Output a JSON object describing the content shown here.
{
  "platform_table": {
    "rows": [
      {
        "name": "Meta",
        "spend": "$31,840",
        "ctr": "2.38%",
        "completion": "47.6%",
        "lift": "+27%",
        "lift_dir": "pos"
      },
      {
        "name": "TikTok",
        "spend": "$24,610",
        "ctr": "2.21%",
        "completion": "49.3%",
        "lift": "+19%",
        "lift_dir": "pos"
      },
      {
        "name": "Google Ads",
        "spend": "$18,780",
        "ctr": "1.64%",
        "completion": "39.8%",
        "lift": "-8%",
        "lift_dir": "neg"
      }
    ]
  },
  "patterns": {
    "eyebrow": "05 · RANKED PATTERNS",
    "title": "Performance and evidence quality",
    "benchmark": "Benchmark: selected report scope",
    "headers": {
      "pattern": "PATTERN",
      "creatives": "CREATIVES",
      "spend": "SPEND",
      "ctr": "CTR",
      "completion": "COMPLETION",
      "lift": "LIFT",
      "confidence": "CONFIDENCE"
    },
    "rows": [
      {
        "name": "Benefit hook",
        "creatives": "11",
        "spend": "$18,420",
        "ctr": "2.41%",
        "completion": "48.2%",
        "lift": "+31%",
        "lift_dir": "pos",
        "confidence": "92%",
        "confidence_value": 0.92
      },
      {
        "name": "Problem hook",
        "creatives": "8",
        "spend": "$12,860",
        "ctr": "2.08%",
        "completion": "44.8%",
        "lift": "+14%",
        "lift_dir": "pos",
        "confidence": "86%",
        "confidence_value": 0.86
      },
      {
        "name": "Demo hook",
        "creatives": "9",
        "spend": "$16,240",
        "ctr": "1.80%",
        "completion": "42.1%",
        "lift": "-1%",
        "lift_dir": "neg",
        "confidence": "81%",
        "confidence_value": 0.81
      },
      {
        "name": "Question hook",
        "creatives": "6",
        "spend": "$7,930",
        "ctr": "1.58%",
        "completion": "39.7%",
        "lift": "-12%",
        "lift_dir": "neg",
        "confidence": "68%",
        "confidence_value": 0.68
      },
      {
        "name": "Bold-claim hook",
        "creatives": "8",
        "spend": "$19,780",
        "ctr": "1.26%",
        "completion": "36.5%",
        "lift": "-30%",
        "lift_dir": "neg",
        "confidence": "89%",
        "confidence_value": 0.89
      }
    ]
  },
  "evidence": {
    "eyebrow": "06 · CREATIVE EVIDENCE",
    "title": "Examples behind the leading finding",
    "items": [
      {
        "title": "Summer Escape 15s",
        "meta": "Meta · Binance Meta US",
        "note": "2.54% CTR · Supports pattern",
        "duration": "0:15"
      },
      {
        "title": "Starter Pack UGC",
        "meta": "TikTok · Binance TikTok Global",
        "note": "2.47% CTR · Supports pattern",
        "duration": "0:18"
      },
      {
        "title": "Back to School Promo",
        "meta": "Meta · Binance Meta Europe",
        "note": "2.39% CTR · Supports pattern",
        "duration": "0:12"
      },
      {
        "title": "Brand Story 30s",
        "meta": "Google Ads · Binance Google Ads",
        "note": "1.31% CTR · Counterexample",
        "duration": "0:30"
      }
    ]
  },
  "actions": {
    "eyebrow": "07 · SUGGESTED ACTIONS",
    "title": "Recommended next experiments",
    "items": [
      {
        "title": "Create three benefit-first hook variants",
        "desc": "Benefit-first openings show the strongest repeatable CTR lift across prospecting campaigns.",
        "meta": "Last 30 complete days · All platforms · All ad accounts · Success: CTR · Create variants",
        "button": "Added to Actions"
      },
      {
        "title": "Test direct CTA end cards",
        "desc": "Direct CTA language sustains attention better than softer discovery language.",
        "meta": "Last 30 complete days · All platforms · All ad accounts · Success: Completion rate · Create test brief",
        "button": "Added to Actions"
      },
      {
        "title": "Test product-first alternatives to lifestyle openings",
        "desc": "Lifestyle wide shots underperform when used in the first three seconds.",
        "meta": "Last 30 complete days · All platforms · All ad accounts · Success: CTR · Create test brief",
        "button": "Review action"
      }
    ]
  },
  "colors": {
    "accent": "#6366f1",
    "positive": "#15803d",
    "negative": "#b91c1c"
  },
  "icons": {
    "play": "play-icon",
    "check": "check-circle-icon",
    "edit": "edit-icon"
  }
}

**WORK TO BE COMPLETED:** Count every line in the listing above that holds "Google", then report only the count.

**RESPONSE FOR THIS EXERCISE:** 2